## STATED GOAL
Output the entries below exactly as written, omitting pictures.

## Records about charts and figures
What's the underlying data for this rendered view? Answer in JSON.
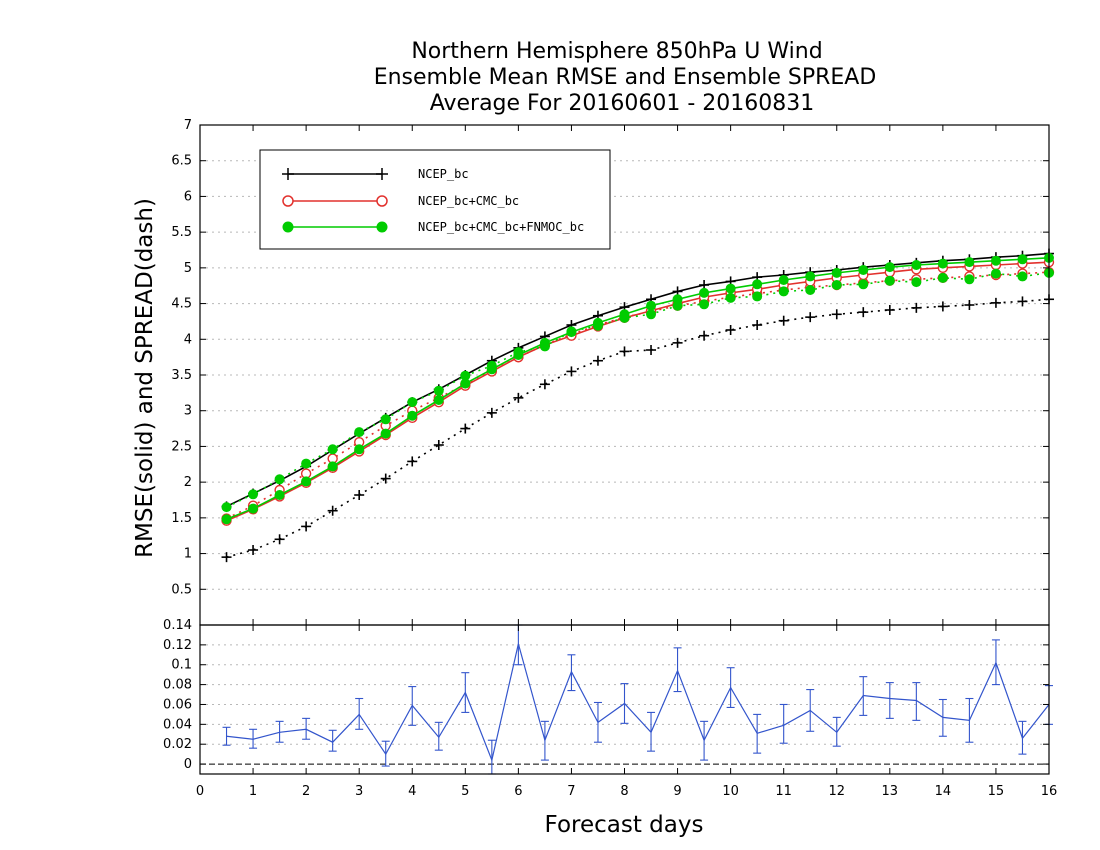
{
  "chart_data": [
    {
      "type": "line",
      "title_lines": [
        "Northern Hemisphere 850hPa U Wind",
        "Ensemble Mean RMSE and Ensemble SPREAD",
        "Average For 20160601 - 20160831"
      ],
      "ylabel": "RMSE(solid) and SPREAD(dash)",
      "xlabel": "Forecast days",
      "xlim": [
        0,
        16
      ],
      "ylim": [
        0,
        7
      ],
      "xticks": [
        "0",
        "1",
        "2",
        "3",
        "4",
        "5",
        "6",
        "7",
        "8",
        "9",
        "10",
        "11",
        "12",
        "13",
        "14",
        "15",
        "16"
      ],
      "yticks": [
        "0.5",
        "1",
        "1.5",
        "2",
        "2.5",
        "3",
        "3.5",
        "4",
        "4.5",
        "5",
        "5.5",
        "6",
        "6.5",
        "7"
      ],
      "grid": true,
      "legend_position": "top-left",
      "x": [
        0.5,
        1,
        1.5,
        2,
        2.5,
        3,
        3.5,
        4,
        4.5,
        5,
        5.5,
        6,
        6.5,
        7,
        7.5,
        8,
        8.5,
        9,
        9.5,
        10,
        10.5,
        11,
        11.5,
        12,
        12.5,
        13,
        13.5,
        14,
        14.5,
        15,
        15.5,
        16
      ],
      "series": [
        {
          "name": "NCEP_bc",
          "color": "#000000",
          "marker": "plus",
          "rmse": [
            1.66,
            1.84,
            2.02,
            2.22,
            2.45,
            2.68,
            2.9,
            3.12,
            3.3,
            3.5,
            3.7,
            3.88,
            4.04,
            4.2,
            4.33,
            4.45,
            4.56,
            4.67,
            4.76,
            4.81,
            4.87,
            4.9,
            4.94,
            4.97,
            5.01,
            5.04,
            5.07,
            5.1,
            5.12,
            5.15,
            5.17,
            5.2
          ],
          "spread": [
            0.95,
            1.05,
            1.2,
            1.38,
            1.6,
            1.82,
            2.05,
            2.29,
            2.52,
            2.75,
            2.97,
            3.18,
            3.37,
            3.55,
            3.7,
            3.83,
            3.85,
            3.95,
            4.05,
            4.13,
            4.2,
            4.26,
            4.31,
            4.35,
            4.38,
            4.41,
            4.44,
            4.46,
            4.48,
            4.51,
            4.53,
            4.56
          ]
        },
        {
          "name": "NCEP_bc+CMC_bc",
          "color": "#e2312d",
          "marker": "circle-open",
          "rmse": [
            1.46,
            1.62,
            1.8,
            1.99,
            2.2,
            2.43,
            2.66,
            2.9,
            3.12,
            3.35,
            3.55,
            3.75,
            3.92,
            4.05,
            4.18,
            4.3,
            4.4,
            4.5,
            4.59,
            4.65,
            4.7,
            4.76,
            4.81,
            4.86,
            4.9,
            4.94,
            4.98,
            5.0,
            5.02,
            5.04,
            5.06,
            5.08
          ],
          "spread": [
            1.49,
            1.67,
            1.89,
            2.12,
            2.33,
            2.56,
            2.79,
            3.0,
            3.18,
            3.37,
            3.56,
            3.75,
            3.92,
            4.07,
            4.2,
            4.31,
            4.39,
            4.47,
            4.53,
            4.59,
            4.64,
            4.69,
            4.73,
            4.76,
            4.79,
            4.82,
            4.84,
            4.86,
            4.88,
            4.9,
            4.92,
            4.94
          ]
        },
        {
          "name": "NCEP_bc+CMC_bc+FNMOC_bc",
          "color": "#00cc00",
          "marker": "circle-filled",
          "rmse": [
            1.48,
            1.63,
            1.82,
            2.01,
            2.22,
            2.46,
            2.68,
            2.93,
            3.15,
            3.38,
            3.58,
            3.78,
            3.95,
            4.1,
            4.23,
            4.35,
            4.47,
            4.56,
            4.65,
            4.71,
            4.77,
            4.83,
            4.88,
            4.93,
            4.97,
            5.01,
            5.04,
            5.06,
            5.08,
            5.1,
            5.12,
            5.14
          ],
          "spread": [
            1.65,
            1.83,
            2.04,
            2.26,
            2.46,
            2.7,
            2.88,
            3.12,
            3.28,
            3.49,
            3.63,
            3.82,
            3.9,
            4.11,
            4.19,
            4.3,
            4.35,
            4.47,
            4.49,
            4.58,
            4.6,
            4.67,
            4.69,
            4.76,
            4.77,
            4.82,
            4.8,
            4.86,
            4.84,
            4.92,
            4.88,
            4.93
          ]
        }
      ]
    },
    {
      "type": "line",
      "title": "",
      "xlim": [
        0,
        16
      ],
      "ylim": [
        -0.01,
        0.14
      ],
      "yticks": [
        "0",
        "0.02",
        "0.04",
        "0.06",
        "0.08",
        "0.1",
        "0.12",
        "0.14"
      ],
      "grid": true,
      "color": "#3355cc",
      "baseline_color": "#000000",
      "x": [
        0.5,
        1,
        1.5,
        2,
        2.5,
        3,
        3.5,
        4,
        4.5,
        5,
        5.5,
        6,
        6.5,
        7,
        7.5,
        8,
        8.5,
        9,
        9.5,
        10,
        10.5,
        11,
        11.5,
        12,
        12.5,
        13,
        13.5,
        14,
        14.5,
        15,
        15.5,
        16
      ],
      "values": [
        0.028,
        0.025,
        0.032,
        0.035,
        0.022,
        0.05,
        0.01,
        0.059,
        0.027,
        0.072,
        0.004,
        0.121,
        0.024,
        0.093,
        0.042,
        0.061,
        0.032,
        0.094,
        0.024,
        0.077,
        0.031,
        0.039,
        0.054,
        0.032,
        0.069,
        0.066,
        0.064,
        0.047,
        0.044,
        0.102,
        0.026,
        0.06
      ],
      "err_low": [
        0.019,
        0.016,
        0.022,
        0.025,
        0.013,
        0.035,
        -0.002,
        0.039,
        0.014,
        0.052,
        -0.012,
        0.1,
        0.004,
        0.074,
        0.022,
        0.041,
        0.013,
        0.073,
        0.004,
        0.057,
        0.011,
        0.021,
        0.033,
        0.018,
        0.049,
        0.046,
        0.044,
        0.028,
        0.022,
        0.08,
        0.01,
        0.04
      ],
      "err_high": [
        0.037,
        0.035,
        0.043,
        0.046,
        0.034,
        0.066,
        0.023,
        0.078,
        0.042,
        0.092,
        0.024,
        0.14,
        0.043,
        0.11,
        0.062,
        0.081,
        0.052,
        0.117,
        0.043,
        0.097,
        0.05,
        0.06,
        0.075,
        0.047,
        0.088,
        0.082,
        0.082,
        0.065,
        0.066,
        0.125,
        0.043,
        0.079
      ]
    }
  ]
}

## RESULT OF THIS EXERCISE
What's the underlying data for this rendered view? Answer in JSON.
{
  "chart_data": [
    {
      "type": "line",
      "title_lines": [
        "Northern Hemisphere 850hPa U Wind",
        "Ensemble Mean RMSE and Ensemble SPREAD",
        "Average For 20160601 - 20160831"
      ],
      "ylabel": "RMSE(solid) and SPREAD(dash)",
      "xlabel": "Forecast days",
      "xlim": [
        0,
        16
      ],
      "ylim": [
        0,
        7
      ],
      "xticks": [
        "0",
        "1",
        "2",
        "3",
        "4",
        "5",
        "6",
        "7",
        "8",
        "9",
        "10",
        "11",
        "12",
        "13",
        "14",
        "15",
        "16"
      ],
      "yticks": [
        "0.5",
        "1",
        "1.5",
        "2",
        "2.5",
        "3",
        "3.5",
        "4",
        "4.5",
        "5",
        "5.5",
        "6",
        "6.5",
        "7"
      ],
      "grid": true,
      "legend_position": "top-left",
      "x": [
        0.5,
        1,
        1.5,
        2,
        2.5,
        3,
        3.5,
        4,
        4.5,
        5,
        5.5,
        6,
        6.5,
        7,
        7.5,
        8,
        8.5,
        9,
        9.5,
        10,
        10.5,
        11,
        11.5,
        12,
        12.5,
        13,
        13.5,
        14,
        14.5,
        15,
        15.5,
        16
      ],
      "series": [
        {
          "name": "NCEP_bc",
          "color": "#000000",
          "marker": "plus",
          "rmse": [
            1.66,
            1.84,
            2.02,
            2.22,
            2.45,
            2.68,
            2.9,
            3.12,
            3.3,
            3.5,
            3.7,
            3.88,
            4.04,
            4.2,
            4.33,
            4.45,
            4.56,
            4.67,
            4.76,
            4.81,
            4.87,
            4.9,
            4.94,
            4.97,
            5.01,
            5.04,
            5.07,
            5.1,
            5.12,
            5.15,
            5.17,
            5.2
          ],
          "spread": [
            0.95,
            1.05,
            1.2,
            1.38,
            1.6,
            1.82,
            2.05,
            2.29,
            2.52,
            2.75,
            2.97,
            3.18,
            3.37,
            3.55,
            3.7,
            3.83,
            3.85,
            3.95,
            4.05,
            4.13,
            4.2,
            4.26,
            4.31,
            4.35,
            4.38,
            4.41,
            4.44,
            4.46,
            4.48,
            4.51,
            4.53,
            4.56
          ]
        },
        {
          "name": "NCEP_bc+CMC_bc",
          "color": "#e2312d",
          "marker": "circle-open",
          "rmse": [
            1.46,
            1.62,
            1.8,
            1.99,
            2.2,
            2.43,
            2.66,
            2.9,
            3.12,
            3.35,
            3.55,
            3.75,
            3.92,
            4.05,
            4.18,
            4.3,
            4.4,
            4.5,
            4.59,
            4.65,
            4.7,
            4.76,
            4.81,
            4.86,
            4.9,
            4.94,
            4.98,
            5.0,
            5.02,
            5.04,
            5.06,
            5.08
          ],
          "spread": [
            1.49,
            1.67,
            1.89,
            2.12,
            2.33,
            2.56,
            2.79,
            3.0,
            3.18,
            3.37,
            3.56,
            3.75,
            3.92,
            4.07,
            4.2,
            4.31,
            4.39,
            4.47,
            4.53,
            4.59,
            4.64,
            4.69,
            4.73,
            4.76,
            4.79,
            4.82,
            4.84,
            4.86,
            4.88,
            4.9,
            4.92,
            4.94
          ]
        },
        {
          "name": "NCEP_bc+CMC_bc+FNMOC_bc",
          "color": "#00cc00",
          "marker": "circle-filled",
          "rmse": [
            1.48,
            1.63,
            1.82,
            2.01,
            2.22,
            2.46,
            2.68,
            2.93,
            3.15,
            3.38,
            3.58,
            3.78,
            3.95,
            4.1,
            4.23,
            4.35,
            4.47,
            4.56,
            4.65,
            4.71,
            4.77,
            4.83,
            4.88,
            4.93,
            4.97,
            5.01,
            5.04,
            5.06,
            5.08,
            5.1,
            5.12,
            5.14
          ],
          "spread": [
            1.65,
            1.83,
            2.04,
            2.26,
            2.46,
            2.7,
            2.88,
            3.12,
            3.28,
            3.49,
            3.63,
            3.82,
            3.9,
            4.11,
            4.19,
            4.3,
            4.35,
            4.47,
            4.49,
            4.58,
            4.6,
            4.67,
            4.69,
            4.76,
            4.77,
            4.82,
            4.8,
            4.86,
            4.84,
            4.92,
            4.88,
            4.93
          ]
        }
      ]
    },
    {
      "type": "line",
      "title": "",
      "xlim": [
        0,
        16
      ],
      "ylim": [
        -0.01,
        0.14
      ],
      "yticks": [
        "0",
        "0.02",
        "0.04",
        "0.06",
        "0.08",
        "0.1",
        "0.12",
        "0.14"
      ],
      "grid": true,
      "color": "#3355cc",
      "baseline_color": "#000000",
      "x": [
        0.5,
        1,
        1.5,
        2,
        2.5,
        3,
        3.5,
        4,
        4.5,
        5,
        5.5,
        6,
        6.5,
        7,
        7.5,
        8,
        8.5,
        9,
        9.5,
        10,
        10.5,
        11,
        11.5,
        12,
        12.5,
        13,
        13.5,
        14,
        14.5,
        15,
        15.5,
        16
      ],
      "values": [
        0.028,
        0.025,
        0.032,
        0.035,
        0.022,
        0.05,
        0.01,
        0.059,
        0.027,
        0.072,
        0.004,
        0.121,
        0.024,
        0.093,
        0.042,
        0.061,
        0.032,
        0.094,
        0.024,
        0.077,
        0.031,
        0.039,
        0.054,
        0.032,
        0.069,
        0.066,
        0.064,
        0.047,
        0.044,
        0.102,
        0.026,
        0.06
      ],
      "err_low": [
        0.019,
        0.016,
        0.022,
        0.025,
        0.013,
        0.035,
        -0.002,
        0.039,
        0.014,
        0.052,
        -0.012,
        0.1,
        0.004,
        0.074,
        0.022,
        0.041,
        0.013,
        0.073,
        0.004,
        0.057,
        0.011,
        0.021,
        0.033,
        0.018,
        0.049,
        0.046,
        0.044,
        0.028,
        0.022,
        0.08,
        0.01,
        0.04
      ],
      "err_high": [
        0.037,
        0.035,
        0.043,
        0.046,
        0.034,
        0.066,
        0.023,
        0.078,
        0.042,
        0.092,
        0.024,
        0.14,
        0.043,
        0.11,
        0.062,
        0.081,
        0.052,
        0.117,
        0.043,
        0.097,
        0.05,
        0.06,
        0.075,
        0.047,
        0.088,
        0.082,
        0.082,
        0.065,
        0.066,
        0.125,
        0.043,
        0.079
      ]
    }
  ]
}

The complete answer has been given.